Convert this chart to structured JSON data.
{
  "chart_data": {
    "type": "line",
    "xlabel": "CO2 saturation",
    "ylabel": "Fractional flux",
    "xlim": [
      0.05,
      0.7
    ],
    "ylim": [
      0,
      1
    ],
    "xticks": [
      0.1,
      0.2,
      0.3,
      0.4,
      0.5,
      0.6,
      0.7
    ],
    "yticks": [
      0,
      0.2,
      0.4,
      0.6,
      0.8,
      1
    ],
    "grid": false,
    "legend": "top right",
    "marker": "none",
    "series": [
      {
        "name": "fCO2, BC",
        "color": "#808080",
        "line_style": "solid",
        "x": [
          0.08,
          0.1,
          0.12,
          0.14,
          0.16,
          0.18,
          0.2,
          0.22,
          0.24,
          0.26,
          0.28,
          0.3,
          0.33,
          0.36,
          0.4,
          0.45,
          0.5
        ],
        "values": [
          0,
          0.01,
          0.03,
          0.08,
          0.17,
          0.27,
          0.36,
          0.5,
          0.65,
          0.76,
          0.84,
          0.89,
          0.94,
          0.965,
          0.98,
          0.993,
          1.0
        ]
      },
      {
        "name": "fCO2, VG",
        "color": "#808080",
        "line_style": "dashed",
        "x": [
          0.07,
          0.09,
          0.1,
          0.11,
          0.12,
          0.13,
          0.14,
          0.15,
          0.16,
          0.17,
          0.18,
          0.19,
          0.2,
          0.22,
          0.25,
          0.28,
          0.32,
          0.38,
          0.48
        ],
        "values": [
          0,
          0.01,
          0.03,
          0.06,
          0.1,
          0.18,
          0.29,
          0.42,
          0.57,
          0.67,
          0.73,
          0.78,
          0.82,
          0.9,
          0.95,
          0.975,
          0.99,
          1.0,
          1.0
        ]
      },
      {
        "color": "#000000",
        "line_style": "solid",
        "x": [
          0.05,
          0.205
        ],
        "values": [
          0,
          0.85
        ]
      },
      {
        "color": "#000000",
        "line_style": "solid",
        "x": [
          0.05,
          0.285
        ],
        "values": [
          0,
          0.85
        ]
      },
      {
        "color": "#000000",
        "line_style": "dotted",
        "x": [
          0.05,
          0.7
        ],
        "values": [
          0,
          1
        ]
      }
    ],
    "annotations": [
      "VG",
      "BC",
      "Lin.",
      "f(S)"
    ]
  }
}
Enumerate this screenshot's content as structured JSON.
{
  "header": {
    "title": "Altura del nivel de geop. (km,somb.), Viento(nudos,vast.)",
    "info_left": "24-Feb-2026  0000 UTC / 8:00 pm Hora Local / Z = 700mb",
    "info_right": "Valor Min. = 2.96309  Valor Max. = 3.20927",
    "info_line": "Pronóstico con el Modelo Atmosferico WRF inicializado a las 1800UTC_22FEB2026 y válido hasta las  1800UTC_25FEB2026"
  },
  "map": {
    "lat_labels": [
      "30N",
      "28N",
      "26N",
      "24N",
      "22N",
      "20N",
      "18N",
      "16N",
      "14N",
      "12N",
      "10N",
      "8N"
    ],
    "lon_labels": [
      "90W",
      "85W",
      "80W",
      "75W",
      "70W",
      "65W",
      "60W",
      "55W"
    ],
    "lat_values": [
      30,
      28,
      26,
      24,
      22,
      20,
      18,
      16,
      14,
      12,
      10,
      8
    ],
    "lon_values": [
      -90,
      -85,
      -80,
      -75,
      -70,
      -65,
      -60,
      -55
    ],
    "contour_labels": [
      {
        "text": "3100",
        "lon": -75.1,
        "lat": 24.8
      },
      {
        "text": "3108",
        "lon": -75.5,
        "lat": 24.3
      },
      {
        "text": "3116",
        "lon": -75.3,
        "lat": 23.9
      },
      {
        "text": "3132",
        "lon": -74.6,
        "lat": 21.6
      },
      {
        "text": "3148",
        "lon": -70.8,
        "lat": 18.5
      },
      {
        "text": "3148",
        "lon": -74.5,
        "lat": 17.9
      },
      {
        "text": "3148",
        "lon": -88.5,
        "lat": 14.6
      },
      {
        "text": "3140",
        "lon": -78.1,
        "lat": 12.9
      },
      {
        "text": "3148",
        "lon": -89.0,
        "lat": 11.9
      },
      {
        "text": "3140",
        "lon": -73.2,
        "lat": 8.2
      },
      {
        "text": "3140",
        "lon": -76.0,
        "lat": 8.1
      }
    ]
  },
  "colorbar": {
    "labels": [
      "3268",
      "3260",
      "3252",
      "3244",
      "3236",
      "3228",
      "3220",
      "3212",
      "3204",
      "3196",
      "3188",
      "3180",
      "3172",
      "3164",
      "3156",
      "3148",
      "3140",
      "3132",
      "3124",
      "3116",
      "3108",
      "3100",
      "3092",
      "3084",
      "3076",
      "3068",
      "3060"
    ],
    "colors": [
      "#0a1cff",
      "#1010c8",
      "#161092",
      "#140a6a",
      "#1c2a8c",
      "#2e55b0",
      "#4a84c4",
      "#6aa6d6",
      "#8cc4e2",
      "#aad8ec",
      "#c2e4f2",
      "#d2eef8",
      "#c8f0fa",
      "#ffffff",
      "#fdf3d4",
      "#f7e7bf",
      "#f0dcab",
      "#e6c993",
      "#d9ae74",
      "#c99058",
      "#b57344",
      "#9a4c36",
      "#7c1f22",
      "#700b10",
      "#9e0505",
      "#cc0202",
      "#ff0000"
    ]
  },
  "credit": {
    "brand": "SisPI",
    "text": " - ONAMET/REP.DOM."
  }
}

Your instructions: Transcribe the records above exactly as they appear.

Result below:
Convert this chart to structured JSON data.
{
  "chart_data": {
    "type": "line",
    "xlabel": "CO2 saturation",
    "ylabel": "Fractional flux",
    "xlim": [
      0.05,
      0.7
    ],
    "ylim": [
      0,
      1
    ],
    "xticks": [
      0.1,
      0.2,
      0.3,
      0.4,
      0.5,
      0.6,
      0.7
    ],
    "yticks": [
      0,
      0.2,
      0.4,
      0.6,
      0.8,
      1
    ],
    "grid": false,
    "legend": "top right",
    "marker": "none",
    "series": [
      {
        "name": "fCO2, BC",
        "color": "#808080",
        "line_style": "solid",
        "x": [
          0.08,
          0.1,
          0.12,
          0.14,
          0.16,
          0.18,
          0.2,
          0.22,
          0.24,
          0.26,
          0.28,
          0.3,
          0.33,
          0.36,
          0.4,
          0.45,
          0.5
        ],
        "values": [
          0,
          0.01,
          0.03,
          0.08,
          0.17,
          0.27,
          0.36,
          0.5,
          0.65,
          0.76,
          0.84,
          0.89,
          0.94,
          0.965,
          0.98,
          0.993,
          1.0
        ]
      },
      {
        "name": "fCO2, VG",
        "color": "#808080",
        "line_style": "dashed",
        "x": [
          0.07,
          0.09,
          0.1,
          0.11,
          0.12,
          0.13,
          0.14,
          0.15,
          0.16,
          0.17,
          0.18,
          0.19,
          0.2,
          0.22,
          0.25,
          0.28,
          0.32,
          0.38,
          0.48
        ],
        "values": [
          0,
          0.01,
          0.03,
          0.06,
          0.1,
          0.18,
          0.29,
          0.42,
          0.57,
          0.67,
          0.73,
          0.78,
          0.82,
          0.9,
          0.95,
          0.975,
          0.99,
          1.0,
          1.0
        ]
      },
      {
        "color": "#000000",
        "line_style": "solid",
        "x": [
          0.05,
          0.205
        ],
        "values": [
          0,
          0.85
        ]
      },
      {
        "color": "#000000",
        "line_style": "solid",
        "x": [
          0.05,
          0.285
        ],
        "values": [
          0,
          0.85
        ]
      },
      {
        "color": "#000000",
        "line_style": "dotted",
        "x": [
          0.05,
          0.7
        ],
        "values": [
          0,
          1
        ]
      }
    ],
    "annotations": [
      "VG",
      "BC",
      "Lin.",
      "f(S)"
    ]
  }
}
Enumerate this screenshot's content as structured JSON.
{
  "header": {
    "title": "Altura del nivel de geop. (km,somb.), Viento(nudos,vast.)",
    "info_left": "24-Feb-2026  0000 UTC / 8:00 pm Hora Local / Z = 700mb",
    "info_right": "Valor Min. = 2.96309  Valor Max. = 3.20927",
    "info_line": "Pronóstico con el Modelo Atmosferico WRF inicializado a las 1800UTC_22FEB2026 y válido hasta las  1800UTC_25FEB2026"
  },
  "map": {
    "lat_labels": [
      "30N",
      "28N",
      "26N",
      "24N",
      "22N",
      "20N",
      "18N",
      "16N",
      "14N",
      "12N",
      "10N",
      "8N"
    ],
    "lon_labels": [
      "90W",
      "85W",
      "80W",
      "75W",
      "70W",
      "65W",
      "60W",
      "55W"
    ],
    "lat_values": [
      30,
      28,
      26,
      24,
      22,
      20,
      18,
      16,
      14,
      12,
      10,
      8
    ],
    "lon_values": [
      -90,
      -85,
      -80,
      -75,
      -70,
      -65,
      -60,
      -55
    ],
    "contour_labels": [
      {
        "text": "3100",
        "lon": -75.1,
        "lat": 24.8
      },
      {
        "text": "3108",
        "lon": -75.5,
        "lat": 24.3
      },
      {
        "text": "3116",
        "lon": -75.3,
        "lat": 23.9
      },
      {
        "text": "3132",
        "lon": -74.6,
        "lat": 21.6
      },
      {
        "text": "3148",
        "lon": -70.8,
        "lat": 18.5
      },
      {
        "text": "3148",
        "lon": -74.5,
        "lat": 17.9
      },
      {
        "text": "3148",
        "lon": -88.5,
        "lat": 14.6
      },
      {
        "text": "3140",
        "lon": -78.1,
        "lat": 12.9
      },
      {
        "text": "3148",
        "lon": -89.0,
        "lat": 11.9
      },
      {
        "text": "3140",
        "lon": -73.2,
        "lat": 8.2
      },
      {
        "text": "3140",
        "lon": -76.0,
        "lat": 8.1
      }
    ]
  },
  "colorbar": {
    "labels": [
      "3268",
      "3260",
      "3252",
      "3244",
      "3236",
      "3228",
      "3220",
      "3212",
      "3204",
      "3196",
      "3188",
      "3180",
      "3172",
      "3164",
      "3156",
      "3148",
      "3140",
      "3132",
      "3124",
      "3116",
      "3108",
      "3100",
      "3092",
      "3084",
      "3076",
      "3068",
      "3060"
    ],
    "colors": [
      "#0a1cff",
      "#1010c8",
      "#161092",
      "#140a6a",
      "#1c2a8c",
      "#2e55b0",
      "#4a84c4",
      "#6aa6d6",
      "#8cc4e2",
      "#aad8ec",
      "#c2e4f2",
      "#d2eef8",
      "#c8f0fa",
      "#ffffff",
      "#fdf3d4",
      "#f7e7bf",
      "#f0dcab",
      "#e6c993",
      "#d9ae74",
      "#c99058",
      "#b57344",
      "#9a4c36",
      "#7c1f22",
      "#700b10",
      "#9e0505",
      "#cc0202",
      "#ff0000"
    ]
  },
  "credit": {
    "brand": "SisPI",
    "text": " - ONAMET/REP.DOM."
  }
}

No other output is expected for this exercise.